# What you will do:
Gather all lines in the entries that include the word "stakeholders".

═════ Record excerpts

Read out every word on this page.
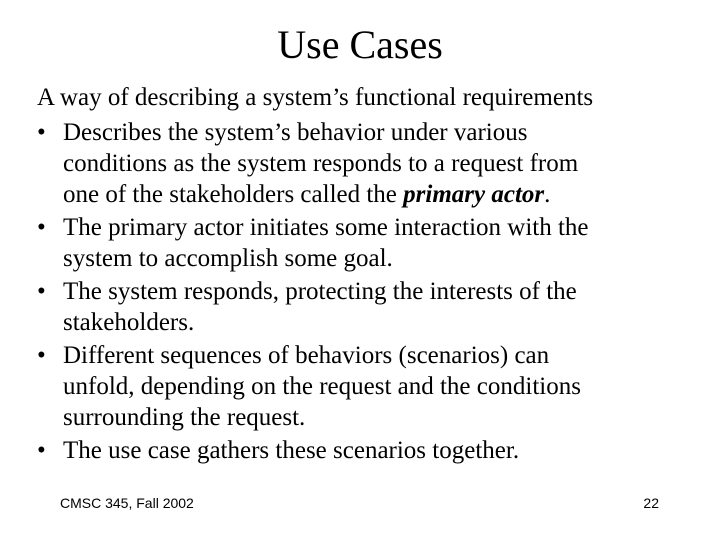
Use Cases
A way of describing a system’s functional requirements
• Describes the system’s behavior under various
conditions as the system responds to a request from
one of the stakeholders called the primary actor.
• The primary actor initiates some interaction with the
system to accomplish some goal.
• The system responds, protecting the interests of the
stakeholders.
• Different sequences of behaviors (scenarios) can
unfold, depending on the request and the conditions
surrounding the request.
• The use case gathers these scenarios together.
CMSC 345, Fall 2002	22
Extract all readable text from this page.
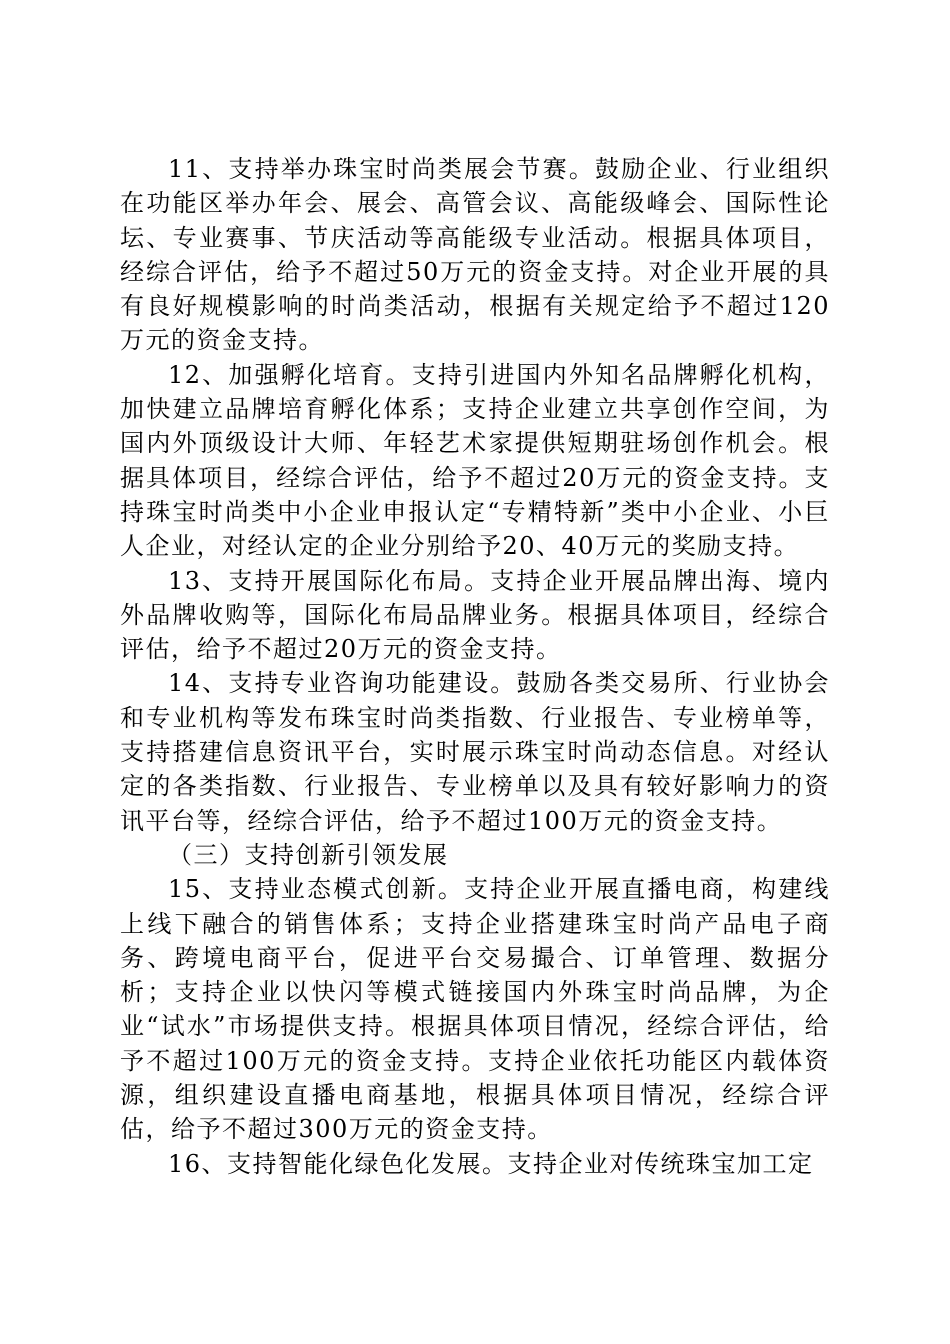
11、支持举办珠宝时尚类展会节赛。鼓励企业、行业组织在功能区举办年会、展会、高管会议、高能级峰会、国际性论坛、专业赛事、节庆活动等高能级专业活动。根据具体项目，经综合评估，给予不超过50万元的资金支持。对企业开展的具有良好规模影响的时尚类活动，根据有关规定给予不超过120万元的资金支持。

12、加强孵化培育。支持引进国内外知名品牌孵化机构，加快建立品牌培育孵化体系；支持企业建立共享创作空间，为国内外顶级设计大师、年轻艺术家提供短期驻场创作机会。根据具体项目，经综合评估，给予不超过20万元的资金支持。支持珠宝时尚类中小企业申报认定“专精特新”类中小企业、小巨人企业，对经认定的企业分别给予20、40万元的奖励支持。

13、支持开展国际化布局。支持企业开展品牌出海、境内外品牌收购等，国际化布局品牌业务。根据具体项目，经综合评估，给予不超过20万元的资金支持。

14、支持专业咨询功能建设。鼓励各类交易所、行业协会和专业机构等发布珠宝时尚类指数、行业报告、专业榜单等，支持搭建信息资讯平台，实时展示珠宝时尚动态信息。对经认定的各类指数、行业报告、专业榜单以及具有较好影响力的资讯平台等，经综合评估，给予不超过100万元的资金支持。

（三）支持创新引领发展

15、支持业态模式创新。支持企业开展直播电商，构建线上线下融合的销售体系；支持企业搭建珠宝时尚产品电子商务、跨境电商平台，促进平台交易撮合、订单管理、数据分析；支持企业以快闪等模式链接国内外珠宝时尚品牌，为企业“试水”市场提供支持。根据具体项目情况，经综合评估，给予不超过100万元的资金支持。支持企业依托功能区内载体资源，组织建设直播电商基地，根据具体项目情况，经综合评估，给予不超过300万元的资金支持。

16、支持智能化绿色化发展。支持企业对传统珠宝加工定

══════════

# Written response:
one of the stakeholders called the primary actor.
stakeholders.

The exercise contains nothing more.